## Given instruction
Reproduce every entry below precisely. Pictures are excluded from the copy.

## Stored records
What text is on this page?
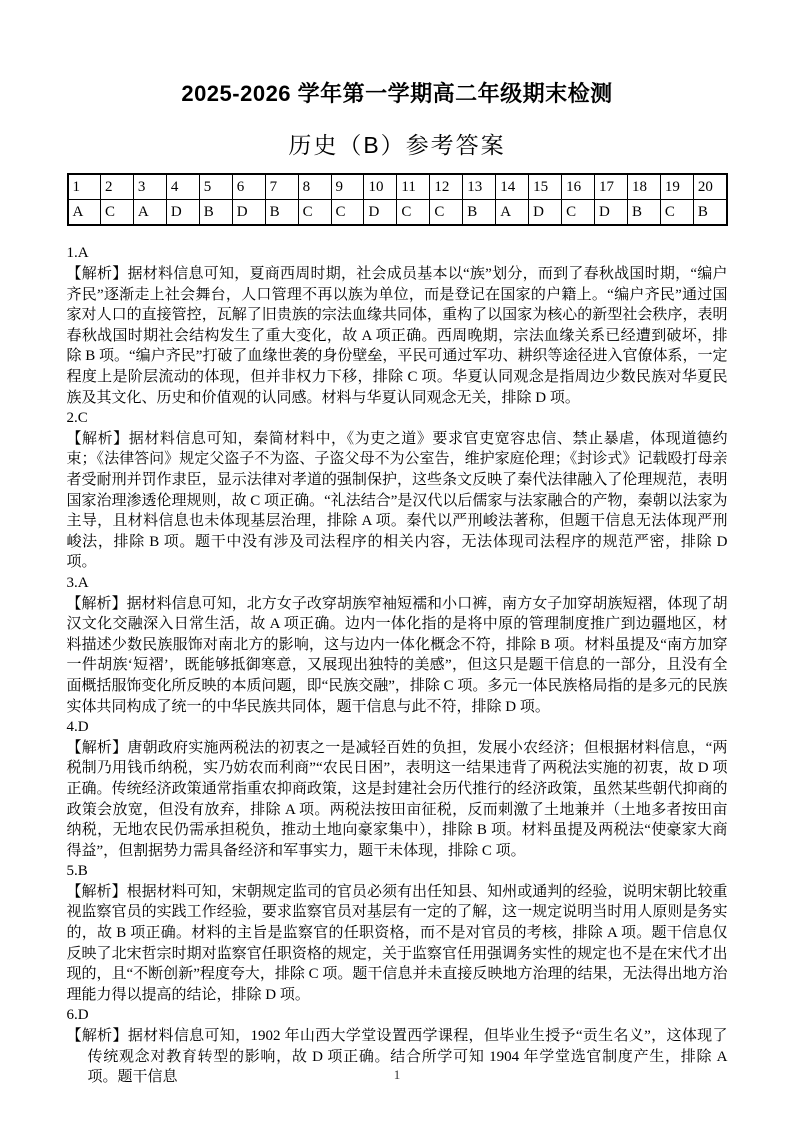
2025-2026 学年第一学期高二年级期末检测
历史（B）参考答案
1	2	3	4	5	6	7	8	9	10	11	12	13	14	15	16	17	18	19	20
A	C	A	D	B	D	B	C	C	D	C	C	B	A	D	C	D	B	C	B
1.A
【解析】据材料信息可知，夏商西周时期，社会成员基本以“族”划分，而到了春秋战国时期，“编户齐民”逐渐走上社会舞台，人口管理不再以族为单位，而是登记在国家的户籍上。“编户齐民”通过国家对人口的直接管控，瓦解了旧贵族的宗法血缘共同体，重构了以国家为核心的新型社会秩序，表明春秋战国时期社会结构发生了重大变化，故 A 项正确。西周晚期，宗法血缘关系已经遭到破坏，排除 B 项。“编户齐民”打破了血缘世袭的身份壁垒，平民可通过军功、耕织等途径进入官僚体系，一定程度上是阶层流动的体现，但并非权力下移，排除 C 项。华夏认同观念是指周边少数民族对华夏民族及其文化、历史和价值观的认同感。材料与华夏认同观念无关，排除 D 项。
2.C
【解析】据材料信息可知，秦简材料中，《为吏之道》要求官吏宽容忠信、禁止暴虐，体现道德约束；《法律答问》规定父盗子不为盗、子盗父母不为公室告，维护家庭伦理；《封诊式》记载殴打母亲者受耐刑并罚作隶臣，显示法律对孝道的强制保护，这些条文反映了秦代法律融入了伦理规范，表明国家治理渗透伦理规则，故 C 项正确。“礼法结合”是汉代以后儒家与法家融合的产物，秦朝以法家为主导，且材料信息也未体现基层治理，排除 A 项。秦代以严刑峻法著称，但题干信息无法体现严刑峻法，排除 B 项。题干中没有涉及司法程序的相关内容，无法体现司法程序的规范严密，排除 D 项。
3.A
【解析】据材料信息可知，北方女子改穿胡族窄袖短襦和小口裤，南方女子加穿胡族短褶，体现了胡汉文化交融深入日常生活，故 A 项正确。边内一体化指的是将中原的管理制度推广到边疆地区，材料描述少数民族服饰对南北方的影响，这与边内一体化概念不符，排除 B 项。材料虽提及“南方加穿一件胡族‘短褶’，既能够抵御寒意，又展现出独特的美感”，但这只是题干信息的一部分，且没有全面概括服饰变化所反映的本质问题，即“民族交融”，排除 C 项。多元一体民族格局指的是多元的民族实体共同构成了统一的中华民族共同体，题干信息与此不符，排除 D 项。
4.D
【解析】唐朝政府实施两税法的初衷之一是减轻百姓的负担，发展小农经济；但根据材料信息，“两税制乃用钱币纳税，实乃妨农而利商”“农民日困”，表明这一结果违背了两税法实施的初衷，故 D 项正确。传统经济政策通常指重农抑商政策，这是封建社会历代推行的经济政策，虽然某些朝代抑商的政策会放宽，但没有放弃，排除 A 项。两税法按田亩征税，反而刺激了土地兼并（土地多者按田亩纳税，无地农民仍需承担税负，推动土地向豪家集中），排除 B 项。材料虽提及两税法“使豪家大商得益”，但割据势力需具备经济和军事实力，题干未体现，排除 C 项。
5.B
【解析】根据材料可知，宋朝规定监司的官员必须有出任知县、知州或通判的经验，说明宋朝比较重视监察官员的实践工作经验，要求监察官员对基层有一定的了解，这一规定说明当时用人原则是务实的，故 B 项正确。材料的主旨是监察官的任职资格，而不是对官员的考核，排除 A 项。题干信息仅反映了北宋哲宗时期对监察官任职资格的规定，关于监察官任用强调务实性的规定也不是在宋代才出现的，且“不断创新”程度夸大，排除 C 项。题干信息并未直接反映地方治理的结果，无法得出地方治理能力得以提高的结论，排除 D 项。
6.D
【解析】据材料信息可知，1902 年山西大学堂设置西学课程，但毕业生授予“贡生名义”，这体现了传统观念对教育转型的影响，故 D 项正确。结合所学可知 1904 年学堂选官制度产生，排除 A 项。题干信息	1
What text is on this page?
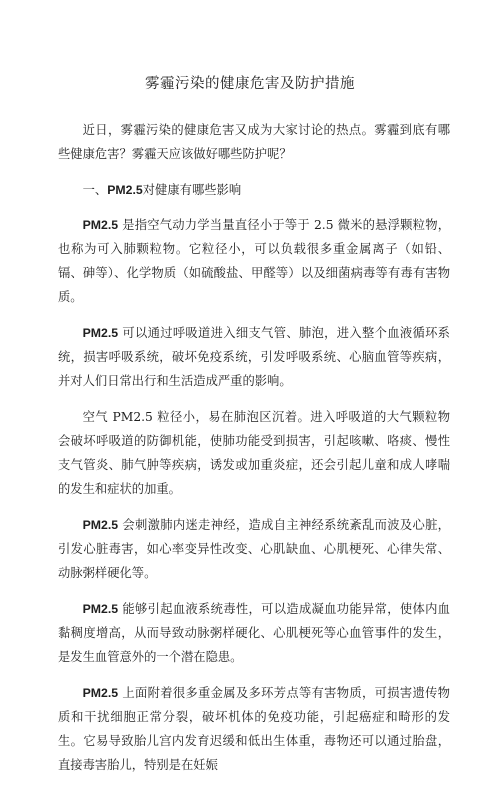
雾霾污染的健康危害及防护措施

近日，雾霾污染的健康危害又成为大家讨论的热点。雾霾到底有哪些健康危害？雾霾天应该做好哪些防护呢？

一、PM2.5对健康有哪些影响

PM2.5 是指空气动力学当量直径小于等于 2.5 微米的悬浮颗粒物，也称为可入肺颗粒物。它粒径小，可以负载很多重金属离子（如铅、镉、砷等）、化学物质（如硫酸盐、甲醛等）以及细菌病毒等有毒有害物质。

PM2.5 可以通过呼吸道进入细支气管、肺泡，进入整个血液循环系统，损害呼吸系统，破坏免疫系统，引发呼吸系统、心脑血管等疾病，并对人们日常出行和生活造成严重的影响。

空气 PM2.5 粒径小，易在肺泡区沉着。进入呼吸道的大气颗粒物会破坏呼吸道的防御机能，使肺功能受到损害，引起咳嗽、咯痰、慢性支气管炎、肺气肿等疾病，诱发或加重炎症，还会引起儿童和成人哮喘的发生和症状的加重。

PM2.5 会刺激肺内迷走神经，造成自主神经系统紊乱而波及心脏，引发心脏毒害，如心率变异性改变、心肌缺血、心肌梗死、心律失常、动脉粥样硬化等。

PM2.5 能够引起血液系统毒性，可以造成凝血功能异常，使体内血黏稠度增高，从而导致动脉粥样硬化、心肌梗死等心血管事件的发生，是发生血管意外的一个潜在隐患。

PM2.5 上面附着很多重金属及多环芳点等有害物质，可损害遗传物质和干扰细胞正常分裂，破坏机体的免疫功能，引起癌症和畸形的发生。它易导致胎儿宫内发育迟缓和低出生体重，毒物还可以通过胎盘，直接毒害胎儿，特别是在妊娠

## The solution
What text is on this page?
2025-2026 学年第一学期高二年级期末检测
历史（B）参考答案
1	2	3	4	5	6	7	8	9	10	11	12	13	14	15	16	17	18	19	20
A	C	A	D	B	D	B	C	C	D	C	C	B	A	D	C	D	B	C	B
1.A
【解析】据材料信息可知，夏商西周时期，社会成员基本以“族”划分，而到了春秋战国时期，“编户齐民”逐渐走上社会舞台，人口管理不再以族为单位，而是登记在国家的户籍上。“编户齐民”通过国家对人口的直接管控，瓦解了旧贵族的宗法血缘共同体，重构了以国家为核心的新型社会秩序，表明春秋战国时期社会结构发生了重大变化，故 A 项正确。西周晚期，宗法血缘关系已经遭到破坏，排除 B 项。“编户齐民”打破了血缘世袭的身份壁垒，平民可通过军功、耕织等途径进入官僚体系，一定程度上是阶层流动的体现，但并非权力下移，排除 C 项。华夏认同观念是指周边少数民族对华夏民族及其文化、历史和价值观的认同感。材料与华夏认同观念无关，排除 D 项。
2.C
【解析】据材料信息可知，秦简材料中，《为吏之道》要求官吏宽容忠信、禁止暴虐，体现道德约束；《法律答问》规定父盗子不为盗、子盗父母不为公室告，维护家庭伦理；《封诊式》记载殴打母亲者受耐刑并罚作隶臣，显示法律对孝道的强制保护，这些条文反映了秦代法律融入了伦理规范，表明国家治理渗透伦理规则，故 C 项正确。“礼法结合”是汉代以后儒家与法家融合的产物，秦朝以法家为主导，且材料信息也未体现基层治理，排除 A 项。秦代以严刑峻法著称，但题干信息无法体现严刑峻法，排除 B 项。题干中没有涉及司法程序的相关内容，无法体现司法程序的规范严密，排除 D 项。
3.A
【解析】据材料信息可知，北方女子改穿胡族窄袖短襦和小口裤，南方女子加穿胡族短褶，体现了胡汉文化交融深入日常生活，故 A 项正确。边内一体化指的是将中原的管理制度推广到边疆地区，材料描述少数民族服饰对南北方的影响，这与边内一体化概念不符，排除 B 项。材料虽提及“南方加穿一件胡族‘短褶’，既能够抵御寒意，又展现出独特的美感”，但这只是题干信息的一部分，且没有全面概括服饰变化所反映的本质问题，即“民族交融”，排除 C 项。多元一体民族格局指的是多元的民族实体共同构成了统一的中华民族共同体，题干信息与此不符，排除 D 项。
4.D
【解析】唐朝政府实施两税法的初衷之一是减轻百姓的负担，发展小农经济；但根据材料信息，“两税制乃用钱币纳税，实乃妨农而利商”“农民日困”，表明这一结果违背了两税法实施的初衷，故 D 项正确。传统经济政策通常指重农抑商政策，这是封建社会历代推行的经济政策，虽然某些朝代抑商的政策会放宽，但没有放弃，排除 A 项。两税法按田亩征税，反而刺激了土地兼并（土地多者按田亩纳税，无地农民仍需承担税负，推动土地向豪家集中），排除 B 项。材料虽提及两税法“使豪家大商得益”，但割据势力需具备经济和军事实力，题干未体现，排除 C 项。
5.B
【解析】根据材料可知，宋朝规定监司的官员必须有出任知县、知州或通判的经验，说明宋朝比较重视监察官员的实践工作经验，要求监察官员对基层有一定的了解，这一规定说明当时用人原则是务实的，故 B 项正确。材料的主旨是监察官的任职资格，而不是对官员的考核，排除 A 项。题干信息仅反映了北宋哲宗时期对监察官任职资格的规定，关于监察官任用强调务实性的规定也不是在宋代才出现的，且“不断创新”程度夸大，排除 C 项。题干信息并未直接反映地方治理的结果，无法得出地方治理能力得以提高的结论，排除 D 项。
6.D
【解析】据材料信息可知，1902 年山西大学堂设置西学课程，但毕业生授予“贡生名义”，这体现了传统观念对教育转型的影响，故 D 项正确。结合所学可知 1904 年学堂选官制度产生，排除 A 项。题干信息	1
What text is on this page?
雾霾污染的健康危害及防护措施

近日，雾霾污染的健康危害又成为大家讨论的热点。雾霾到底有哪些健康危害？雾霾天应该做好哪些防护呢？

一、PM2.5对健康有哪些影响

PM2.5 是指空气动力学当量直径小于等于 2.5 微米的悬浮颗粒物，也称为可入肺颗粒物。它粒径小，可以负载很多重金属离子（如铅、镉、砷等）、化学物质（如硫酸盐、甲醛等）以及细菌病毒等有毒有害物质。

PM2.5 可以通过呼吸道进入细支气管、肺泡，进入整个血液循环系统，损害呼吸系统，破坏免疫系统，引发呼吸系统、心脑血管等疾病，并对人们日常出行和生活造成严重的影响。

空气 PM2.5 粒径小，易在肺泡区沉着。进入呼吸道的大气颗粒物会破坏呼吸道的防御机能，使肺功能受到损害，引起咳嗽、咯痰、慢性支气管炎、肺气肿等疾病，诱发或加重炎症，还会引起儿童和成人哮喘的发生和症状的加重。

PM2.5 会刺激肺内迷走神经，造成自主神经系统紊乱而波及心脏，引发心脏毒害，如心率变异性改变、心肌缺血、心肌梗死、心律失常、动脉粥样硬化等。

PM2.5 能够引起血液系统毒性，可以造成凝血功能异常，使体内血黏稠度增高，从而导致动脉粥样硬化、心肌梗死等心血管事件的发生，是发生血管意外的一个潜在隐患。

PM2.5 上面附着很多重金属及多环芳点等有害物质，可损害遗传物质和干扰细胞正常分裂，破坏机体的免疫功能，引起癌症和畸形的发生。它易导致胎儿宫内发育迟缓和低出生体重，毒物还可以通过胎盘，直接毒害胎儿，特别是在妊娠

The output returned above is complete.